_Problem to solve:_ Present the lines of the listing below as a Markdown table with the columns Row and Line, numbering each row and leaving out blank lines. Start at the line containing "585, 673, 605]" and end after the line containing "footer-access-label: 府庁へのアクセス: [915, 1571, 1035, 1589]".

Records for processing start

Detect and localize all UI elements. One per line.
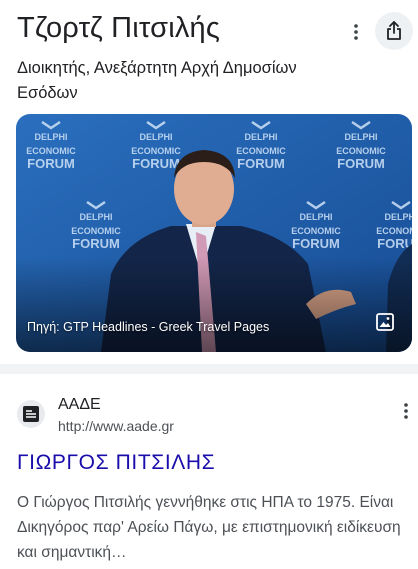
entity-image[interactable]: DELPHIECONOMICFORUMDELPHIECONOMICFORUMDE… xyxy=(16,114,412,352)
result-more-options-button[interactable] xyxy=(396,401,416,421)
view-images-button[interactable] xyxy=(372,309,398,335)
result-title-link[interactable]: ΓΙΩΡΓΟΣ ΠΙΤΣΙΛΗΣ xyxy=(17,451,215,475)
result-url[interactable]: http://www.aade.gr xyxy=(58,418,174,434)
more-options-button[interactable] xyxy=(346,22,366,42)
image-icon xyxy=(376,313,394,331)
entity-title: Τζορτζ Πιτσιλής xyxy=(17,12,221,44)
aade-logo-icon xyxy=(23,406,39,422)
search-result: ΑΑΔΕ http://www.aade.gr ΓΙΩΡΓΟΣ ΠΙΤΣΙΛΗΣ… xyxy=(0,374,418,569)
more-vert-icon xyxy=(404,403,408,419)
knowledge-panel: Τζορτζ Πιτσιλής Διοικητής, Ανεξάρτητη Αρ… xyxy=(0,0,418,362)
site-favicon[interactable] xyxy=(17,400,45,428)
image-source-caption: Πηγή: GTP Headlines - Greek Travel Pages xyxy=(27,320,270,334)
result-snippet: Ο Γιώργος Πιτσιλής γεννήθηκε στις ΗΠΑ το… xyxy=(17,494,401,561)
entity-subtitle: Διοικητής, Ανεξάρτητη Αρχή Δημοσίων Εσόδ… xyxy=(17,59,297,102)
result-site-name[interactable]: ΑΑΔΕ xyxy=(58,396,101,414)
section-divider xyxy=(0,364,418,374)
share-button[interactable] xyxy=(375,12,413,50)
portrait-photo: DELPHIECONOMICFORUMDELPHIECONOMICFORUMDE… xyxy=(16,114,412,352)
share-icon xyxy=(387,21,401,40)
more-vert-icon xyxy=(354,24,358,40)
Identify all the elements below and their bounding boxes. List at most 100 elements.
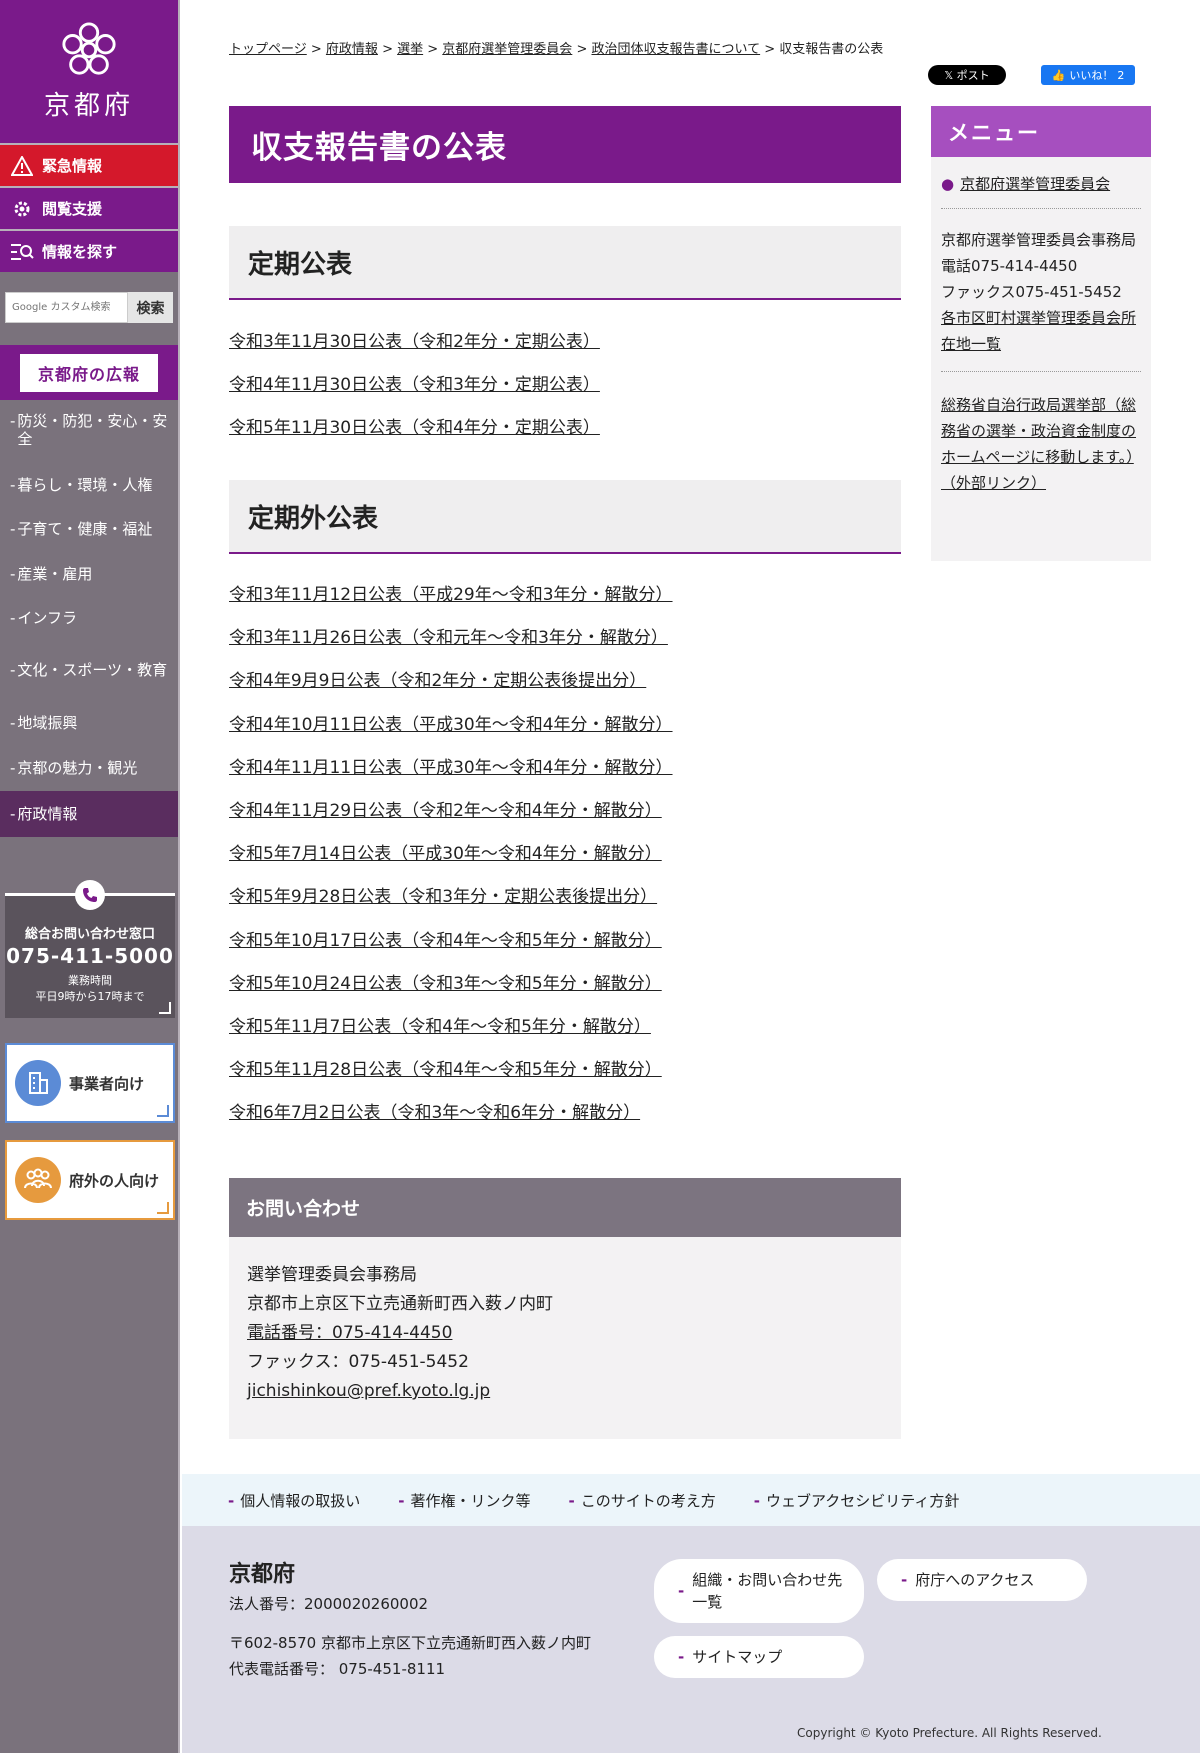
report-link[interactable]: 令和3年11月12日公表（平成29年～令和3年分・解散分）: [229, 585, 673, 605]
nav-item-culture[interactable]: - 文化・スポーツ・教育: [0, 640, 178, 700]
site-logo[interactable]: 京都府: [0, 0, 178, 143]
phone-title: 総合お問い合わせ窓口: [24, 927, 155, 942]
list-item: 令和5年11月7日公表（令和4年～令和5年分・解散分）: [229, 1012, 673, 1055]
gear-icon: [10, 197, 34, 221]
footer-org-contact-label: 組織・お問い合わせ先一覧: [692, 1571, 843, 1611]
footer-corp-number: 法人番号：2000020260002: [229, 1595, 429, 1613]
phone-contact-box[interactable]: 総合お問い合わせ窓口 075-411-5000 業務時間 平日9時から17時まで: [5, 880, 175, 1018]
pr-link[interactable]: 京都府の広報: [19, 353, 158, 392]
contact-heading: お問い合わせ: [229, 1178, 901, 1237]
contact-office: 選挙管理委員会事務局: [247, 1265, 417, 1285]
footer-sitemap-button[interactable]: - サイトマップ: [654, 1636, 864, 1678]
fb-like-count: 2: [1117, 68, 1125, 82]
breadcrumb-report-about[interactable]: 政治団体収支報告書について: [591, 42, 760, 57]
report-link[interactable]: 令和5年11月30日公表（令和4年分・定期公表）: [229, 418, 600, 438]
x-post-button[interactable]: 𝕏 ポスト: [928, 65, 1006, 85]
side-menu: メニュー ● 京都府選挙管理委員会 京都府選挙管理委員会事務局 電話075-414…: [931, 106, 1151, 561]
contact-email-link[interactable]: jichishinkou@pref.kyoto.lg.jp: [247, 1381, 490, 1401]
list-item: 令和5年7月14日公表（平成30年～令和4年分・解散分）: [229, 839, 673, 882]
search-input[interactable]: [5, 292, 128, 323]
footer-privacy-link[interactable]: - 個人情報の取扱い: [228, 1490, 360, 1511]
footer-access-label: 府庁へのアクセス: [915, 1571, 1035, 1589]
nav-item-government[interactable]: - 府政情報: [0, 791, 178, 837]
nav-item-infra[interactable]: - インフラ: [0, 596, 178, 640]
list-item: 令和5年10月24日公表（令和3年～令和5年分・解散分）: [229, 969, 673, 1012]
list-item: 令和4年10月11日公表（平成30年～令和4年分・解散分）: [229, 710, 673, 753]
footer-accessibility-link[interactable]: - ウェブアクセシビリティ方針: [754, 1490, 960, 1511]
footer-policy-link[interactable]: - このサイトの考え方: [569, 1490, 716, 1511]
pr-band: 京都府の広報: [0, 345, 178, 400]
kyoto-emblem-icon: [62, 22, 116, 75]
list-item: 令和3年11月30日公表（令和2年分・定期公表）: [229, 327, 600, 370]
report-link[interactable]: 令和5年7月14日公表（平成30年～令和4年分・解散分）: [229, 844, 662, 864]
breadcrumb-committee[interactable]: 京都府選挙管理委員会: [442, 42, 572, 57]
report-link[interactable]: 令和4年11月30日公表（令和3年分・定期公表）: [229, 375, 600, 395]
nav-item-region[interactable]: - 地域振興: [0, 700, 178, 745]
search-button[interactable]: 検索: [128, 292, 173, 323]
list-item: 令和5年10月17日公表（令和4年～令和5年分・解散分）: [229, 926, 673, 969]
report-link[interactable]: 令和5年9月28日公表（令和3年分・定期公表後提出分）: [229, 887, 657, 907]
corner-arrow-icon: [159, 1002, 171, 1014]
corner-arrow-icon: [157, 1202, 169, 1214]
fb-like-button[interactable]: 👍 いいね！ 2: [1041, 65, 1135, 85]
outside-link[interactable]: 府外の人向け: [5, 1140, 175, 1220]
report-link[interactable]: 令和5年10月17日公表（令和4年～令和5年分・解散分）: [229, 931, 662, 951]
report-link[interactable]: 令和5年11月28日公表（令和4年～令和5年分・解散分）: [229, 1060, 662, 1080]
report-link[interactable]: 令和3年11月26日公表（令和元年～令和3年分・解散分）: [229, 628, 668, 648]
report-link[interactable]: 令和4年11月29日公表（令和2年～令和4年分・解散分）: [229, 801, 662, 821]
menu-office-fax: ファックス075-451-5452: [941, 283, 1122, 301]
building-icon: [15, 1060, 61, 1106]
phone-hours-label: 業務時間: [68, 974, 112, 987]
nav-item-tourism[interactable]: - 京都の魅力・観光: [0, 745, 178, 791]
nav-item-living[interactable]: - 暮らし・環境・人権: [0, 463, 178, 506]
breadcrumb-government[interactable]: 府政情報: [326, 42, 378, 57]
phone-hours: 業務時間 平日9時から17時まで: [5, 973, 175, 1005]
people-icon: [15, 1157, 61, 1203]
menu-office-name: 京都府選挙管理委員会事務局: [941, 231, 1137, 249]
phone-hours-value: 平日9時から17時まで: [35, 990, 145, 1003]
breadcrumb-election[interactable]: 選挙: [397, 42, 423, 57]
business-link[interactable]: 事業者向け: [5, 1043, 175, 1123]
search-list-icon: [10, 240, 34, 264]
nav-item-disaster[interactable]: - 防災・防犯・安心・安全: [0, 412, 178, 463]
contact-body: 選挙管理委員会事務局 京都市上京区下立売通新町西入薮ノ内町 電話番号：075-4…: [229, 1237, 901, 1439]
menu-office-phone: 電話075-414-4450: [941, 257, 1078, 275]
breadcrumb-current: 収支報告書の公表: [779, 42, 884, 57]
menu-list-link[interactable]: 各市区町村選挙管理委員会所在地一覧: [941, 309, 1136, 353]
report-link[interactable]: 令和4年9月9日公表（令和2年分・定期公表後提出分）: [229, 671, 646, 691]
breadcrumb-top[interactable]: トップページ: [229, 42, 307, 57]
phone-number: 075-411-5000: [6, 944, 174, 968]
outside-label: 府外の人向け: [69, 1171, 160, 1190]
footer-links: - 個人情報の取扱い - 著作権・リンク等 - このサイトの考え方 - ウェブアクセシビ…: [182, 1474, 1200, 1526]
menu-committee-link[interactable]: 京都府選挙管理委員会: [960, 175, 1110, 193]
list-item: 令和3年11月12日公表（平成29年～令和3年分・解散分）: [229, 580, 673, 623]
phone-icon: [75, 880, 105, 910]
contact-address: 京都市上京区下立売通新町西入薮ノ内町: [247, 1294, 553, 1314]
footer-copyright-link[interactable]: - 著作権・リンク等: [398, 1490, 530, 1511]
list-item: 令和5年11月30日公表（令和4年分・定期公表）: [229, 413, 600, 456]
report-link[interactable]: 令和4年11月11日公表（平成30年～令和4年分・解散分）: [229, 758, 673, 778]
report-link[interactable]: 令和6年7月2日公表（令和3年～令和6年分・解散分）: [229, 1103, 640, 1123]
footer-org-name: 京都府: [229, 1562, 296, 1587]
report-link[interactable]: 令和3年11月30日公表（令和2年分・定期公表）: [229, 332, 600, 352]
report-link[interactable]: 令和5年11月7日公表（令和4年～令和5年分・解散分）: [229, 1017, 651, 1037]
report-link[interactable]: 令和5年10月24日公表（令和3年～令和5年分・解散分）: [229, 974, 662, 994]
nav-item-industry[interactable]: - 産業・雇用: [0, 551, 178, 596]
nav-item-childcare[interactable]: - 子育て・健康・福祉: [0, 506, 178, 551]
find-info-button[interactable]: 情報を探す: [0, 229, 178, 272]
side-nav: - 防災・防犯・安心・安全 - 暮らし・環境・人権 - 子育て・健康・福祉 - 産業・雇…: [0, 412, 178, 837]
accessibility-button[interactable]: 閲覧支援: [0, 186, 178, 229]
page-title: 収支報告書の公表: [229, 106, 901, 183]
emergency-button[interactable]: 緊急情報: [0, 143, 178, 186]
corner-arrow-icon: [157, 1105, 169, 1117]
footer-org-contact-button[interactable]: - 組織・お問い合わせ先一覧: [654, 1559, 864, 1623]
warning-icon: [10, 154, 34, 178]
footer-access-button[interactable]: - 府庁へのアクセス: [877, 1559, 1087, 1601]
regular-links: 令和3年11月30日公表（令和2年分・定期公表） 令和4年11月30日公表（令和3…: [229, 327, 600, 457]
contact-phone-link[interactable]: 電話番号：075-414-4450: [247, 1323, 452, 1343]
report-link[interactable]: 令和4年10月11日公表（平成30年～令和4年分・解散分）: [229, 715, 673, 735]
business-label: 事業者向け: [69, 1074, 145, 1093]
footer-sitemap-label: サイトマップ: [692, 1648, 783, 1666]
menu-external-link[interactable]: 総務省自治行政局選挙部（総務省の選挙・政治資金制度のホームページに移動します。）…: [941, 396, 1136, 492]
footer-tel: 代表電話番号： 075-451-8111: [229, 1660, 446, 1678]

Records for processing end

_Result:_
| Row | Line |
|---|---|
| 1 | report-link[interactable]: 令和3年11月12日公表（平成29年～令和3年分・解散分）: [229, 585, 673, 605] |
| 2 | nav-item-culture[interactable]: - 文化・スポーツ・教育: [0, 640, 178, 700] |
| 3 | site-logo[interactable]: 京都府: [0, 0, 178, 143] |
| 4 | phone-title: 総合お問い合わせ窓口: [24, 927, 155, 942] |
| 5 | list-item: 令和5年11月7日公表（令和4年～令和5年分・解散分）: [229, 1012, 673, 1055] |
| 6 | gear-icon: [10, 197, 34, 221] |
| 7 | footer-org-contact-label: 組織・お問い合わせ先一覧: [692, 1571, 843, 1611] |
| 8 | footer-corp-number: 法人番号：2000020260002: [229, 1595, 429, 1613] |
| 9 | phone-contact-box[interactable]: 総合お問い合わせ窓口 075-411-5000 業務時間 平日9時から17時まで: [5, 880, 175, 1018] |
| 10 | pr-link[interactable]: 京都府の広報: [19, 353, 158, 392] |
| 11 | contact-heading: お問い合わせ: [229, 1178, 901, 1237] |
| 12 | contact-office: 選挙管理委員会事務局: [247, 1265, 417, 1285] |
| 13 | footer-sitemap-button[interactable]: - サイトマップ: [654, 1636, 864, 1678] |
| 14 | fb-like-count: 2: [1117, 68, 1125, 82] |
| 15 | breadcrumb-report-about[interactable]: 政治団体収支報告書について: [591, 42, 760, 57] |
| 16 | report-link[interactable]: 令和5年11月30日公表（令和4年分・定期公表）: [229, 418, 600, 438] |
| 17 | x-post-button[interactable]: 𝕏 ポスト: [928, 65, 1006, 85] |
| 18 | side-menu: メニュー ● 京都府選挙管理委員会 京都府選挙管理委員会事務局 電話075-414…: [931, 106, 1151, 561] |
| 19 | contact-email-link[interactable]: jichishinkou@pref.kyoto.lg.jp: [247, 1381, 490, 1401] |
| 20 | list-item: 令和5年7月14日公表（平成30年～令和4年分・解散分）: [229, 839, 673, 882] |
| 21 | search-input[interactable]: [5, 292, 128, 323] |
| 22 | footer-privacy-link[interactable]: - 個人情報の取扱い: [228, 1490, 360, 1511] |
| 23 | footer-access-label: 府庁へのアクセス: [915, 1571, 1035, 1589] |